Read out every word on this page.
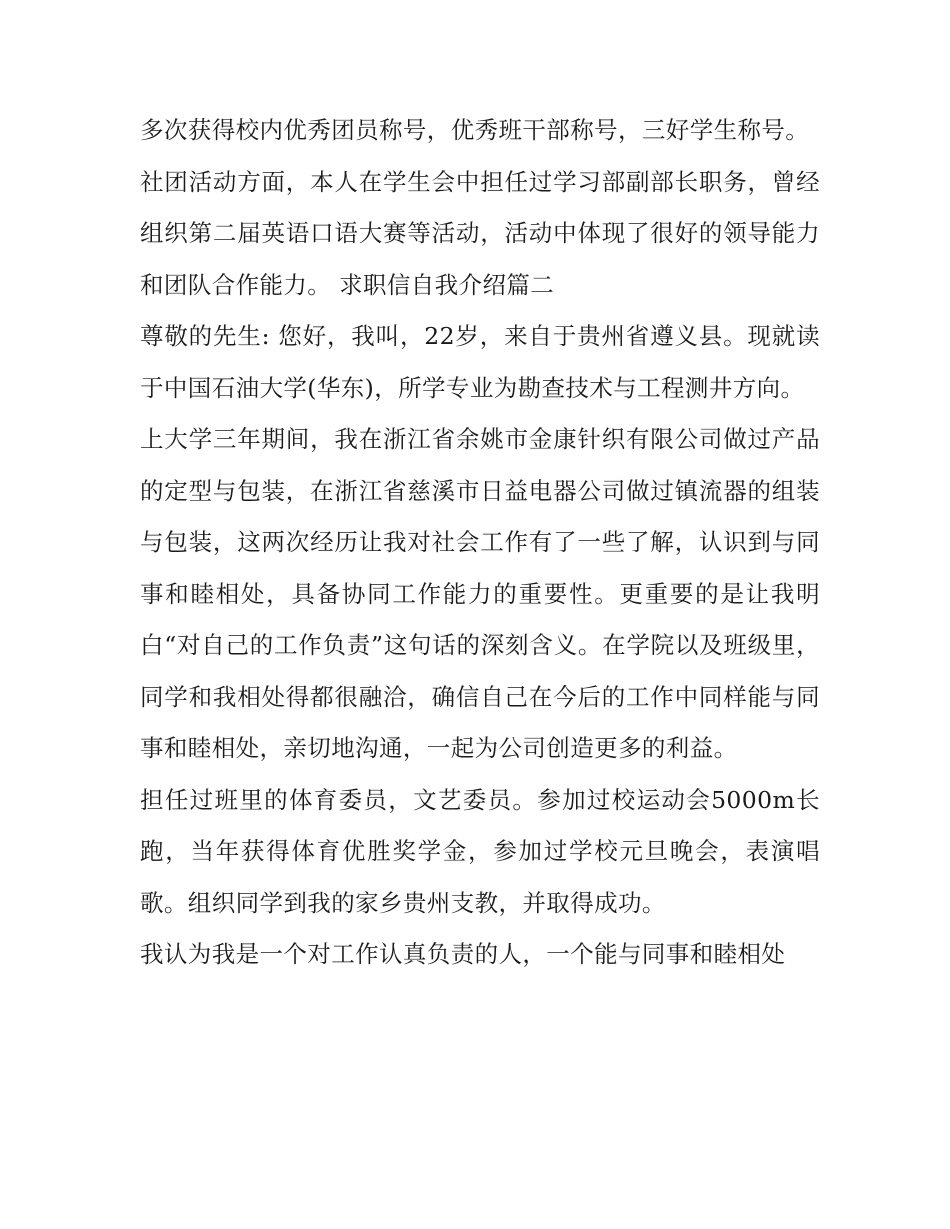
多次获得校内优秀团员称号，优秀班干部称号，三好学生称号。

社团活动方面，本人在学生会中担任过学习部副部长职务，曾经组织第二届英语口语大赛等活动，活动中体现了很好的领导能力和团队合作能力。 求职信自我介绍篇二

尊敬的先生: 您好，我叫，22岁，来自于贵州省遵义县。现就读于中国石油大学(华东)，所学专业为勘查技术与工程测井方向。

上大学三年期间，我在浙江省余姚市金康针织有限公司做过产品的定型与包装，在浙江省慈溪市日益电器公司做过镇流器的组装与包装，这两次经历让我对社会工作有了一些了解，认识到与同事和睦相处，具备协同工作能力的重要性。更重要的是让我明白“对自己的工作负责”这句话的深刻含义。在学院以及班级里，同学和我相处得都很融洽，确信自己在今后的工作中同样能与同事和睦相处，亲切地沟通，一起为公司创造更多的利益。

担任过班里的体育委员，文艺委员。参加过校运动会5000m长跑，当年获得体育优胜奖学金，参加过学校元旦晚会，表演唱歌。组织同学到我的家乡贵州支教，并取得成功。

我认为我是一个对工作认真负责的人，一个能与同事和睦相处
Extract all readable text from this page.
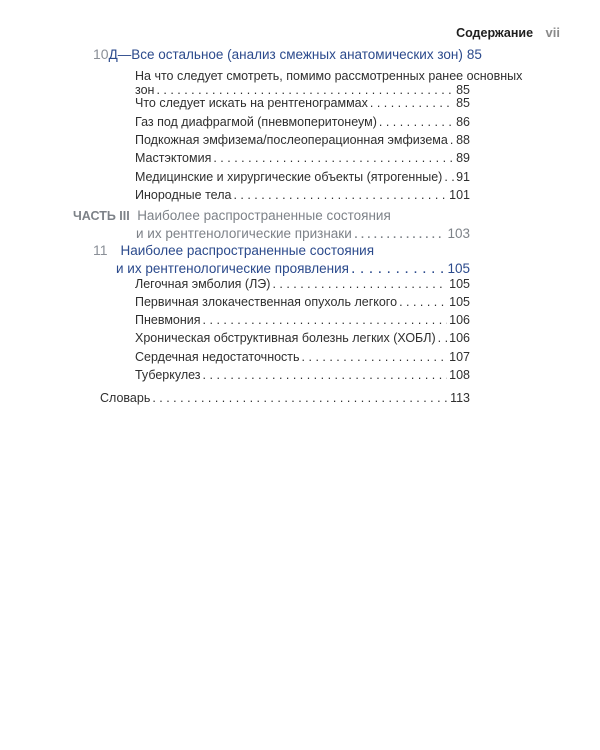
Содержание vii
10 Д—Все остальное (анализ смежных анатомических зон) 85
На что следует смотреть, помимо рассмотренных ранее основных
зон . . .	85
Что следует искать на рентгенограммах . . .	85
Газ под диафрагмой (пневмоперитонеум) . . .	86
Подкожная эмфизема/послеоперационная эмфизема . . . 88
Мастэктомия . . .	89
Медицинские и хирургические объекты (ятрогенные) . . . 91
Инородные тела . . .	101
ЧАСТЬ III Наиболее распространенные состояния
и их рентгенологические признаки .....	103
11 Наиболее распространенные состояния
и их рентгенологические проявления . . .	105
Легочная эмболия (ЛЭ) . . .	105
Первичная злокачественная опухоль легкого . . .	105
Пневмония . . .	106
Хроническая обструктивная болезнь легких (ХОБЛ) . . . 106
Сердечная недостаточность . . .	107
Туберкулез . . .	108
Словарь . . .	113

===

■ YOUR GOAL:
Look through the data above. Copy every line with the string "следует" in it.

■ RESPONSE FOR THIS EXERCISE:
На что следует смотреть, помимо рассмотренных ранее основных
Что следует искать на рентгенограммах . . .	85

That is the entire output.